**** Supplied records
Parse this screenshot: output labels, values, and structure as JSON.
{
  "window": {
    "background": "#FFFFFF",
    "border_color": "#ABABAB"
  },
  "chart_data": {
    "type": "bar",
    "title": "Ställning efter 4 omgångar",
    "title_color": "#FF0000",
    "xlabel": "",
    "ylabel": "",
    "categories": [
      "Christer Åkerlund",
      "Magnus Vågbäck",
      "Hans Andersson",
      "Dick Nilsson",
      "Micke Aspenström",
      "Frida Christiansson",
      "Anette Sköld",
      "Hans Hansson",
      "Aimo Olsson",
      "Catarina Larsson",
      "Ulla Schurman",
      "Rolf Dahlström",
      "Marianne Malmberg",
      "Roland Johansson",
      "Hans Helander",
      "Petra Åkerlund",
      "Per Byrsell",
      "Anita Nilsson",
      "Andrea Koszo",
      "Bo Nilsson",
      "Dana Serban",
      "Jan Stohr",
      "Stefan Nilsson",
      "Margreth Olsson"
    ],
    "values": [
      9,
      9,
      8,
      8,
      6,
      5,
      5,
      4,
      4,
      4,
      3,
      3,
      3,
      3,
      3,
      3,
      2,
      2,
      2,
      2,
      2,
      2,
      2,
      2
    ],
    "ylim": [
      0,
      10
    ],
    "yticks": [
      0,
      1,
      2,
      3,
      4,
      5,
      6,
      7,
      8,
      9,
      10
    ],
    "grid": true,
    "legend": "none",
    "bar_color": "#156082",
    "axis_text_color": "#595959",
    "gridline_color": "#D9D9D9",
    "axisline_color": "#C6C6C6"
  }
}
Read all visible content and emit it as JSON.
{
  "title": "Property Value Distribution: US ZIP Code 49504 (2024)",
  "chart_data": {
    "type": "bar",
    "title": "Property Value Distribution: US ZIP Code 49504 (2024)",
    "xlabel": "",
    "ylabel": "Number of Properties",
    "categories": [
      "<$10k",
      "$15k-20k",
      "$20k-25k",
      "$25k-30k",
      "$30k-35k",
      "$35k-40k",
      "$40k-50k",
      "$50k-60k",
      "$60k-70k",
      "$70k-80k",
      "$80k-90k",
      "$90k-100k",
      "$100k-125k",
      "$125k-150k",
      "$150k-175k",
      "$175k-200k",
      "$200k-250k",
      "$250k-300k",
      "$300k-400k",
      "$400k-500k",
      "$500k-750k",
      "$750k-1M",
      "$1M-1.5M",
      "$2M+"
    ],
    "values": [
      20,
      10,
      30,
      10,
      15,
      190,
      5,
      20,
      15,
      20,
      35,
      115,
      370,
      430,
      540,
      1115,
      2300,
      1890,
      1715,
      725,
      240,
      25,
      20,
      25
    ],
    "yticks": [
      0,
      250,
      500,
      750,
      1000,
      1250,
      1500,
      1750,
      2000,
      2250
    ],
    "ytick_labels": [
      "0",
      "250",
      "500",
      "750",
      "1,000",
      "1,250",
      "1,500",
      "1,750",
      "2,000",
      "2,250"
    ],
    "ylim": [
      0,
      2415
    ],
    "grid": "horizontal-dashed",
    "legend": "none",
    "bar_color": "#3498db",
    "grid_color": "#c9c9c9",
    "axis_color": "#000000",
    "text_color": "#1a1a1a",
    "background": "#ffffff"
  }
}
********
## Work required:
All lines of the data above that include the word "Code" must be shown.

## Expected answer:
  "title": "Property Value Distribution: US ZIP Code 49504 (2024)",
    "title": "Property Value Distribution: US ZIP Code 49504 (2024)",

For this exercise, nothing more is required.